▶ **Задание 1**:
Выпишите из фрагмента интервью о неедении все предложения, которые заканчиваются вопросительным знаком.
▶ **Задание 2**:
Верните без изменений отрывок фрагмента интервью о неедении от слов «Я не хочу говорить» до слов «цивилизации – это зло.» включительно.

Сейчас я уже на протяжении 5 месяцев ничего не ем и не пью, сплю по 3 часа и чувствую себя великолепно.
– Если зубы, органы пищеварения — это рудимент, то зачем же они? И когда отучаться от еды? Ведь это же, как с курением, чем раньше бросишь (а лучше не начнёшь), тем лучше.
– У меня на всё ответов нет. Зубы нужны для речи, ведь если бы они были для еды – они бы имели большой запас прочности. Когда отказываться от еды? Я тоже пока задаюсь этим вопросом, ведь не так давно стала исследователем этой темы. На мой взгляд, тело ребёнка сформировано из тела матери. Поэтому если мама кушала всё, то было бы удивительно, если бы ребёнок родился бы автономным.
– Изначально против нас эволюция?
– Да. Лично у меня есть концепция, по которой детей сначала переводят на какое-то малое количество сырой растительной пищи. Потом, если их тело требует меньше, то не нужно родителям носиться за ними и насильно впихивать еду.
Я не хочу говорить и убеждать всех, что неедение – это главный и единственный путь. Я просто рассказываю об альтернативе, которая позволяет не болеть, быть более активным и работоспособным. Тем более, при неедении уменьшается потребность в сне, потому что он нужен как раз для восстановления, в качестве детокса от еды.
– Если еда для человека – штука инородная, то косметика разве не яд?
– Она, по сути, без надобности – я лично пользуюсь совсем немного. Может это и влияет как-то негативно, но я не хочу быть фриком, который оторван от общества и выглядит как пещерный человек. У меня нет такого, что все современные представления и блага цивилизации – это зло.

▶ **Фрагменты данных**:
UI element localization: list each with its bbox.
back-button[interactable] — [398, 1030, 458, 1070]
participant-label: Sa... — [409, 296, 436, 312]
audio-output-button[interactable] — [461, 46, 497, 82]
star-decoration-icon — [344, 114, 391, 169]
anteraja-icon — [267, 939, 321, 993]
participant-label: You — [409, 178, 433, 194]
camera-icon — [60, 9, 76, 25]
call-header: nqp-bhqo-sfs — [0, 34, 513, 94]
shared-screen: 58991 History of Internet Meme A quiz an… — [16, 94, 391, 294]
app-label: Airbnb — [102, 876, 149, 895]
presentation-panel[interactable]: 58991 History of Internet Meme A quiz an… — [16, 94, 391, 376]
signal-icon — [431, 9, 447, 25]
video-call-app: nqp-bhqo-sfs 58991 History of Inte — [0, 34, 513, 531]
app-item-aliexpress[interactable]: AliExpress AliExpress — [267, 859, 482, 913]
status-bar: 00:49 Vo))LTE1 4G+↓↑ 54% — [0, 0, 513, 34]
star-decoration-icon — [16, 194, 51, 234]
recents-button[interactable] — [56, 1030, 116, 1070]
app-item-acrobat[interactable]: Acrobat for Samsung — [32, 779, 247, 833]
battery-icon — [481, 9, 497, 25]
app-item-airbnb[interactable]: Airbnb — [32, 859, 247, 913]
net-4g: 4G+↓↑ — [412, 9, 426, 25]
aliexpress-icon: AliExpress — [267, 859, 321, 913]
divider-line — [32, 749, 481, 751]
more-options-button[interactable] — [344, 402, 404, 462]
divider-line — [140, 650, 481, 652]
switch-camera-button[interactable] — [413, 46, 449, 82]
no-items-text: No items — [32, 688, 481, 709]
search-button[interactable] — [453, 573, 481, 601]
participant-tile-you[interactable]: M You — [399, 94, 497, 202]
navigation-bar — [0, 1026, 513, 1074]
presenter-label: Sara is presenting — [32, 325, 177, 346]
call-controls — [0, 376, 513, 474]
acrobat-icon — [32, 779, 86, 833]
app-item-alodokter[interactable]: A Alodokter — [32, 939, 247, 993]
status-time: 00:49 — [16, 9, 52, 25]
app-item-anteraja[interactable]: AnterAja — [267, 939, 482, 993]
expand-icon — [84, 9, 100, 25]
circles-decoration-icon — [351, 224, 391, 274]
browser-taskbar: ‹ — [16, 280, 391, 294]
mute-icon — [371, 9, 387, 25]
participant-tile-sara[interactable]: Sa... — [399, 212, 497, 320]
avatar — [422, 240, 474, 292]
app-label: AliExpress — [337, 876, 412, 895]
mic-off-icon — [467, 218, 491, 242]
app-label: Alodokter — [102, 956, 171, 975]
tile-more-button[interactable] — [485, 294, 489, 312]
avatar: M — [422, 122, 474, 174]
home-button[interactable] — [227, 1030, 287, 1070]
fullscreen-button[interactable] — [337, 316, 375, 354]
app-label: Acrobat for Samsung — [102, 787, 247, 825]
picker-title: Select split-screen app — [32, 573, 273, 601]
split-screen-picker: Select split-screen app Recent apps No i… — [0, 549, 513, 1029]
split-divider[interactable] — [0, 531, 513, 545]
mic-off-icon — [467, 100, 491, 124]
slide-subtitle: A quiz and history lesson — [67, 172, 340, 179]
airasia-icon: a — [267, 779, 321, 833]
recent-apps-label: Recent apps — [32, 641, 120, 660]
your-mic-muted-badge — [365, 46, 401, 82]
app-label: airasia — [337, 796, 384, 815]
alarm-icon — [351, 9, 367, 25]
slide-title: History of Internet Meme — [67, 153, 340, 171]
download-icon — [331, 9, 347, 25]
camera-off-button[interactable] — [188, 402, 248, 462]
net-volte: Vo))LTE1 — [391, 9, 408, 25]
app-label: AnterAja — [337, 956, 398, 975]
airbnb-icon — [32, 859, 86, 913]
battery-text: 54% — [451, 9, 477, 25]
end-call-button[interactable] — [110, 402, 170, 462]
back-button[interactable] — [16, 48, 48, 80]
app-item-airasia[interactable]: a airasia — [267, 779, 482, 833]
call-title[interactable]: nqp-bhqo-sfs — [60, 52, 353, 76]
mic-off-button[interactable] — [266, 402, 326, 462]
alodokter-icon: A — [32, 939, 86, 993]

▶ **Ответ 1**:
1. Если зубы, органы пищеварения — это рудимент, то зачем же они?
2. И когда отучаться от еды?
3. Когда отказываться от еды?
4. Изначально против нас эволюция?
5. Если еда для человека – штука инородная, то косметика разве не яд?

▶ **Ответ 2**:
Я не хочу говорить и убеждать всех, что неедение – это главный и единственный путь. Я просто рассказываю об альтернативе, которая позволяет не болеть, быть более активным и работоспособным. Тем более, при неедении уменьшается потребность в сне, потому что он нужен как раз для восстановления, в качестве детокса от еды.
– Если еда для человека – штука инородная, то косметика разве не яд?
– Она, по сути, без надобности – я лично пользуюсь совсем немного. Может это и влияет как-то негативно, но я не хочу быть фриком, который оторван от общества и выглядит как пещерный человек. У меня нет такого, что все современные представления и блага цивилизации – это зло.